▶ _INSTRUCTION_
Check each line of the material below, and copy it if it holds the string "Languages".

::::::::::

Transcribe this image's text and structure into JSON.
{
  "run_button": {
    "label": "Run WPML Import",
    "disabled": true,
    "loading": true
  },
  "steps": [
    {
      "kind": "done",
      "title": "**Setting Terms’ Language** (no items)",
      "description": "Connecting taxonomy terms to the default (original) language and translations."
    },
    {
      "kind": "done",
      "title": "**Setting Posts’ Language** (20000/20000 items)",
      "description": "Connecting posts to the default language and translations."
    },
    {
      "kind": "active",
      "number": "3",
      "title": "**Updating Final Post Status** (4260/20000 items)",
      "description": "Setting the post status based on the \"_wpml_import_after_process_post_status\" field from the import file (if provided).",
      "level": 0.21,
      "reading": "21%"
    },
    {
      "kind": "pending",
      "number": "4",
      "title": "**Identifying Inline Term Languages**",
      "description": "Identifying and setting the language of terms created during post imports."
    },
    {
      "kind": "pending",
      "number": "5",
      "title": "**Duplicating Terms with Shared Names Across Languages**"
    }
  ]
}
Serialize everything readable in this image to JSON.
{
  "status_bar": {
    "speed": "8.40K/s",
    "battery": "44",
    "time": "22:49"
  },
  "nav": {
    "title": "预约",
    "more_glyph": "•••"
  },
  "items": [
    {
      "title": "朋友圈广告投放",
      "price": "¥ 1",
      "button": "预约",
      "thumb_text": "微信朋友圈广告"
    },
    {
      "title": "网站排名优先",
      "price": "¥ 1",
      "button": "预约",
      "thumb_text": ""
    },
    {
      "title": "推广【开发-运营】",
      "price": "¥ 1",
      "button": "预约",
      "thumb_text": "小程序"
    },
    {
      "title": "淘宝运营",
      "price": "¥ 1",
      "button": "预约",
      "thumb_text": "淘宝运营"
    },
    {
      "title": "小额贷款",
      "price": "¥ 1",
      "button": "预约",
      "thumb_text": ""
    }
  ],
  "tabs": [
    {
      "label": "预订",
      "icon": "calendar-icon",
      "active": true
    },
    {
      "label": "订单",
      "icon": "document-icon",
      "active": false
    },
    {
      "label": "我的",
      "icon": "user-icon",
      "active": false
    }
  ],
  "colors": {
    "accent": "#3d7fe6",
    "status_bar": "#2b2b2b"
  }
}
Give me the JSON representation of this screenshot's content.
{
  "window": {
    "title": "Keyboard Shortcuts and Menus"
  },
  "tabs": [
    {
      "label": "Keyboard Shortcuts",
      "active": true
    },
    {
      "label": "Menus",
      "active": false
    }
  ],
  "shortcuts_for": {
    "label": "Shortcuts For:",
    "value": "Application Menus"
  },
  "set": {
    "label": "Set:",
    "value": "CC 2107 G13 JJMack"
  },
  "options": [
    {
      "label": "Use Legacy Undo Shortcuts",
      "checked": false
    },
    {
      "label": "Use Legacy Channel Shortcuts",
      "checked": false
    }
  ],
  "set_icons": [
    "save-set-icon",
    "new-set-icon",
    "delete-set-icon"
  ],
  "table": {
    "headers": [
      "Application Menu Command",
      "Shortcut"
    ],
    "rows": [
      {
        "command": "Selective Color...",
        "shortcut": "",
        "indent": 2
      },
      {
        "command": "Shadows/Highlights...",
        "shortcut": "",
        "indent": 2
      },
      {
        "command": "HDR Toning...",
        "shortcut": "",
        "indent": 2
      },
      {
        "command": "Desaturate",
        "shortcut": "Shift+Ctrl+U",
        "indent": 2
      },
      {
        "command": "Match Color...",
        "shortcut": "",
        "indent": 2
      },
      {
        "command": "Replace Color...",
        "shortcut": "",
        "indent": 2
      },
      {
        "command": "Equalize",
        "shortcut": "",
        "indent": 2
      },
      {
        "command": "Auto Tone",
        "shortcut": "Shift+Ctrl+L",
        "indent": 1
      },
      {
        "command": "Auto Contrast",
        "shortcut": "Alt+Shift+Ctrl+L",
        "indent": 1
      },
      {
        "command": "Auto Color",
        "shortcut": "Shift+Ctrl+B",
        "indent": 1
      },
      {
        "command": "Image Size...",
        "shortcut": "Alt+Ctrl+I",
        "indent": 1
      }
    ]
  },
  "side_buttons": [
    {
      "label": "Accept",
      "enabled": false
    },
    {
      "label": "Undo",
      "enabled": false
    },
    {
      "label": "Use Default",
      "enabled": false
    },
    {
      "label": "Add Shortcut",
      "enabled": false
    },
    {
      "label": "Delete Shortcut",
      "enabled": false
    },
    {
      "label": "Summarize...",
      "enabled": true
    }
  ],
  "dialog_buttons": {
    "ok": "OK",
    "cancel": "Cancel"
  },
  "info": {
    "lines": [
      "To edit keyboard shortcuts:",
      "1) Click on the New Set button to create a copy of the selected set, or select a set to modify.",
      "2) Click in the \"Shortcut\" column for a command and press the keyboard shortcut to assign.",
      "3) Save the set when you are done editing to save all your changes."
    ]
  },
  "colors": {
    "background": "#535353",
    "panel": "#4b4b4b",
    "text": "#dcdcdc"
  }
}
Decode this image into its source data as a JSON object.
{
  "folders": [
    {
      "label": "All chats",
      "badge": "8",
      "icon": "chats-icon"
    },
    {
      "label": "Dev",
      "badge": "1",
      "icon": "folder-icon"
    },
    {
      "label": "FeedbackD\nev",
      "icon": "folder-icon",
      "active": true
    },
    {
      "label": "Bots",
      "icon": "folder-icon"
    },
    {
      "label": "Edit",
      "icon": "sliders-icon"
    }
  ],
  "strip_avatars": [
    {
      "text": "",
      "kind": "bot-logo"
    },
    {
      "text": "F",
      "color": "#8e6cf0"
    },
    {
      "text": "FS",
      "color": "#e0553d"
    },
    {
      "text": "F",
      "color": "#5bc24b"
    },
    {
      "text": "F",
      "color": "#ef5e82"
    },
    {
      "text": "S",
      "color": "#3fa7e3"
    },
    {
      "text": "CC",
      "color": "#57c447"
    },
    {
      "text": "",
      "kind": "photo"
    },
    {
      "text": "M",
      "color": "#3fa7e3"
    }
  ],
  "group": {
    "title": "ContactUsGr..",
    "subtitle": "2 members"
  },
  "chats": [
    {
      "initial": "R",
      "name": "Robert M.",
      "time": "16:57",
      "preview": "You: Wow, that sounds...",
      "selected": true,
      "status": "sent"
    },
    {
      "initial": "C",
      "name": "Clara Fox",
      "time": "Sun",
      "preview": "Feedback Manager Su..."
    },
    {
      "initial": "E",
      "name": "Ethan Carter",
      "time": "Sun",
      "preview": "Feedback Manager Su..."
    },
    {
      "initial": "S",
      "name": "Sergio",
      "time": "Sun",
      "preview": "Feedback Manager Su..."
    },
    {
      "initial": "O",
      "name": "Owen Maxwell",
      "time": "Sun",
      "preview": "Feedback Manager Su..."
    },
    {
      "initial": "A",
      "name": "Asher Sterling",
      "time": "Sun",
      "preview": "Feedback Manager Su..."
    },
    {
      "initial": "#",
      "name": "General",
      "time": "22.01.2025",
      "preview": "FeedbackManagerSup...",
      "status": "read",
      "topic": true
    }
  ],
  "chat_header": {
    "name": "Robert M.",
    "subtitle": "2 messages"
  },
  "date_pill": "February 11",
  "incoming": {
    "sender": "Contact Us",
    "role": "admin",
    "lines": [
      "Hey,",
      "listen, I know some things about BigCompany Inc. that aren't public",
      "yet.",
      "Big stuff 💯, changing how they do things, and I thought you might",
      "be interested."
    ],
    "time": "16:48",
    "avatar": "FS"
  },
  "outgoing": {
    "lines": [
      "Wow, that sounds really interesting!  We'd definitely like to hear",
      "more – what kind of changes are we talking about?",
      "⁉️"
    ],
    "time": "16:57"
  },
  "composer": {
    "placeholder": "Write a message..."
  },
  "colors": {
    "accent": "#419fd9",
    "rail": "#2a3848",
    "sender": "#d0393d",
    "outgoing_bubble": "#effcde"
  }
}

::::::::::

▶ _EXPECTED ANSWER_
      "title": "**Identifying Inline Term Languages**",
      "title": "**Duplicating Terms with Shared Names Across Languages**"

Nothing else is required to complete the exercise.